-------- Текст для анализа --------

Есть предел сил, за которым усталые рабы отказываются бежать. Сегодняшняя литература разочарована в человеке: в чернушной ипостаси она преисполнена отвращения к нему, в уравновешенно-реалистической пытается вытеснить Провидение, мотивировать происходящее вожделением, вынужденно затихающей страстностью. Серое небо повседневности над всеми. В титульном рассказе “Аукцион” герой подвозит привлекательную интеллигентную женщину. Кавказец из соседней машины затевает с героем соревновательный торг, поначалу шутливый. Однако при достижении “достойной” цены женщина попросту пересаживается в машину “джигита” и уезжает, оставляя автомобилиста в тягостном недоумении, но и при болезненно открывшейся правде жизни, требующей снять дымчатые очки и взглянуть на нее нелживо и бестрепетно.

-------- Исходные данные --------

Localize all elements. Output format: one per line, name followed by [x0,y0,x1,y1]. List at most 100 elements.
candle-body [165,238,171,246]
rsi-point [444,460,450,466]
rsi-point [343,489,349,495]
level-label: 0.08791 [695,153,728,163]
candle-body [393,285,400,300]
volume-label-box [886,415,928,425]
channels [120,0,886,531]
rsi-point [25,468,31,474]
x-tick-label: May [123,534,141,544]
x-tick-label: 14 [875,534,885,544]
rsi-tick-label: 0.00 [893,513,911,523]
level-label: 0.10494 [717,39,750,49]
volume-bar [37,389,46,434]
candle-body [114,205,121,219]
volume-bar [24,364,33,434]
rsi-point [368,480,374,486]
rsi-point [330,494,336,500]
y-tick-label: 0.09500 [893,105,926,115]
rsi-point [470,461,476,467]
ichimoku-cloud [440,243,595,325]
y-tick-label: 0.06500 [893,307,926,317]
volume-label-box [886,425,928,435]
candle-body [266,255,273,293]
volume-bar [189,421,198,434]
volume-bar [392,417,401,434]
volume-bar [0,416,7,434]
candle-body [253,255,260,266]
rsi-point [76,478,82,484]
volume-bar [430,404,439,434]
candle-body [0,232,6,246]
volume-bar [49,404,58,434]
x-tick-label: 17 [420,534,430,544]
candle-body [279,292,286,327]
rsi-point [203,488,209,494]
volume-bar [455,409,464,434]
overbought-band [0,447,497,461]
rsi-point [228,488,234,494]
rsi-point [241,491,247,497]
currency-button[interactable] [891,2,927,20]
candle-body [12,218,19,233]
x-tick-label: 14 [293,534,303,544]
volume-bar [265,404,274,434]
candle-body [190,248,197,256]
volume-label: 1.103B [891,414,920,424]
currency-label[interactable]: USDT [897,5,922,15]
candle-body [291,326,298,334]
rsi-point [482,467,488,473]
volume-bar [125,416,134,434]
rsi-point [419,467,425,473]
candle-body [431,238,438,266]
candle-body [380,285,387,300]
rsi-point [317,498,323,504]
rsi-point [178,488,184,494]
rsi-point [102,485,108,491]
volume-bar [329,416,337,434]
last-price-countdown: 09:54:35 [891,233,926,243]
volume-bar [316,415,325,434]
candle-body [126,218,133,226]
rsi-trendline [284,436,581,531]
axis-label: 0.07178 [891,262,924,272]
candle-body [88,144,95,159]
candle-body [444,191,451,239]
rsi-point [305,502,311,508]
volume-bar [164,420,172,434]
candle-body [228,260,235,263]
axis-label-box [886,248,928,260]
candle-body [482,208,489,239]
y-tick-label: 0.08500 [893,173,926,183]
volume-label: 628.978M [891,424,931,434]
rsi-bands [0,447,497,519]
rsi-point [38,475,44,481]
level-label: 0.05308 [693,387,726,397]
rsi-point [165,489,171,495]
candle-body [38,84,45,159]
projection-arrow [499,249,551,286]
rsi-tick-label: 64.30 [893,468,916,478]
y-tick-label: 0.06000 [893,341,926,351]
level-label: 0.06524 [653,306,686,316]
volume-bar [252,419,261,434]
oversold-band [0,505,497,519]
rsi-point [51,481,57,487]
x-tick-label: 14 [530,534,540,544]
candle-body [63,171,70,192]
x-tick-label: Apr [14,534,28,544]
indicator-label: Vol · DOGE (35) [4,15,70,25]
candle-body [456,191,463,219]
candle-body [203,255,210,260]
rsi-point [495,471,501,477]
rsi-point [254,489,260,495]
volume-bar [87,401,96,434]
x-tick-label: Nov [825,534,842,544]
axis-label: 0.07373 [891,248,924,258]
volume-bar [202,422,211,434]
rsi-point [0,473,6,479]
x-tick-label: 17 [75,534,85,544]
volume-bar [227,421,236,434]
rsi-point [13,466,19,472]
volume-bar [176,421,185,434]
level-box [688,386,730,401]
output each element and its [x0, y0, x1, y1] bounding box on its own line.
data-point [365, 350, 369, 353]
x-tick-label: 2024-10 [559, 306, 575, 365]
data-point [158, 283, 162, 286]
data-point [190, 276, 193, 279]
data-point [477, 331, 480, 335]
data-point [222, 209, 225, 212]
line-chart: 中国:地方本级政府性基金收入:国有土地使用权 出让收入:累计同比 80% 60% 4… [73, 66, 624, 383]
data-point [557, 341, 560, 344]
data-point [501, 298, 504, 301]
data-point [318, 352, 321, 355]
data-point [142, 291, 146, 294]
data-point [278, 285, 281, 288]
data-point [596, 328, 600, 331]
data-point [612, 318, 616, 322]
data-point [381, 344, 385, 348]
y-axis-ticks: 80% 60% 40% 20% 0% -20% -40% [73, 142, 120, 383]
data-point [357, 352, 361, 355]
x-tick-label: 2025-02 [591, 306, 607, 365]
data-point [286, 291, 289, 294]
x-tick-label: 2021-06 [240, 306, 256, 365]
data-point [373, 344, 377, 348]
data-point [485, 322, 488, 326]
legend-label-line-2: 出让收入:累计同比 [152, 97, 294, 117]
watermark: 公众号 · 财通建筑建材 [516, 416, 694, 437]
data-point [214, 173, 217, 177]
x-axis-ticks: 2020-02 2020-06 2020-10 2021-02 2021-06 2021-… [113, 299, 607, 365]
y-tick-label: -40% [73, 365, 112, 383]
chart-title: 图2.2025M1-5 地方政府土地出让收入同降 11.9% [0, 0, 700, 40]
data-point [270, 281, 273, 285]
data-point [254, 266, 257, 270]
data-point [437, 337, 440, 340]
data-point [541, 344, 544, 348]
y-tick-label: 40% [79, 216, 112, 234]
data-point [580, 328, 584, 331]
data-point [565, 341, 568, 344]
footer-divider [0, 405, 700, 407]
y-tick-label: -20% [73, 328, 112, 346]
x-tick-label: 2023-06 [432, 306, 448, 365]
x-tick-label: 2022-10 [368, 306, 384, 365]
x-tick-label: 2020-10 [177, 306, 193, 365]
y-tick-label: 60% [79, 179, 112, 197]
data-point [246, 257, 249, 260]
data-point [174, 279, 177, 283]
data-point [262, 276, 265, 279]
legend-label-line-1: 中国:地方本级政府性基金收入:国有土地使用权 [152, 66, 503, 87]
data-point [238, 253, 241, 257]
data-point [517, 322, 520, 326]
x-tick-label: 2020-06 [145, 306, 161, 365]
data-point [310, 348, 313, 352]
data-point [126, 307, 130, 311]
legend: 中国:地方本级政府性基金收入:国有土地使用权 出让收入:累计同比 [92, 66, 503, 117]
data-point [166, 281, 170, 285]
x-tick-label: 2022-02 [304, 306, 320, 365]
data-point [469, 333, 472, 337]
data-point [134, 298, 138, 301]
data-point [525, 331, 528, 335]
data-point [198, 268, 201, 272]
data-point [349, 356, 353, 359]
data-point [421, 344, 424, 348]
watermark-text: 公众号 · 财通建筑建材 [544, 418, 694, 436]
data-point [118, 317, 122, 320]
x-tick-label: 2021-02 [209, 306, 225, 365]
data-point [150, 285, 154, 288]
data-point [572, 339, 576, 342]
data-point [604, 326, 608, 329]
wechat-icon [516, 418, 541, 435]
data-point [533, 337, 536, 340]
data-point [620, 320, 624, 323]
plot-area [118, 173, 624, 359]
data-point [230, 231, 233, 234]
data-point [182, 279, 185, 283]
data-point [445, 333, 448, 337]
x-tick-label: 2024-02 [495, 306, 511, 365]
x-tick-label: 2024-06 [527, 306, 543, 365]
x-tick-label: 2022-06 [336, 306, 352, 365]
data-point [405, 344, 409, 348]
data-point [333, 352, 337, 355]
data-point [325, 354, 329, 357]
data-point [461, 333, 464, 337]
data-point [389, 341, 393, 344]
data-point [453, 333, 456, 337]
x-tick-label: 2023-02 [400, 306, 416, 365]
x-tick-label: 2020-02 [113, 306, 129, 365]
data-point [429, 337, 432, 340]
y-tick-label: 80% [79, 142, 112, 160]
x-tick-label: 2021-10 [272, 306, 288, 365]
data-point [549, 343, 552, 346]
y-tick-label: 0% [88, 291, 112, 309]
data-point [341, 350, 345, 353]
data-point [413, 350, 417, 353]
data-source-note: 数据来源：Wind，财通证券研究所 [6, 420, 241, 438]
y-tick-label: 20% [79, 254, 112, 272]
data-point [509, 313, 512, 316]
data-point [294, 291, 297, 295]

--------

# Задание
Объясните по тексту для анализа, отчего автомобилист в рассказе «Аукцион» остается в тягостном недоумении.

# Решение задания
Кавказец из соседней машины затевает с героем торг за женщину. Когда цена достигает «достойной», женщина попросту пересаживается в машину «джигита» и уезжает, оставив героя в тягостном недоумении.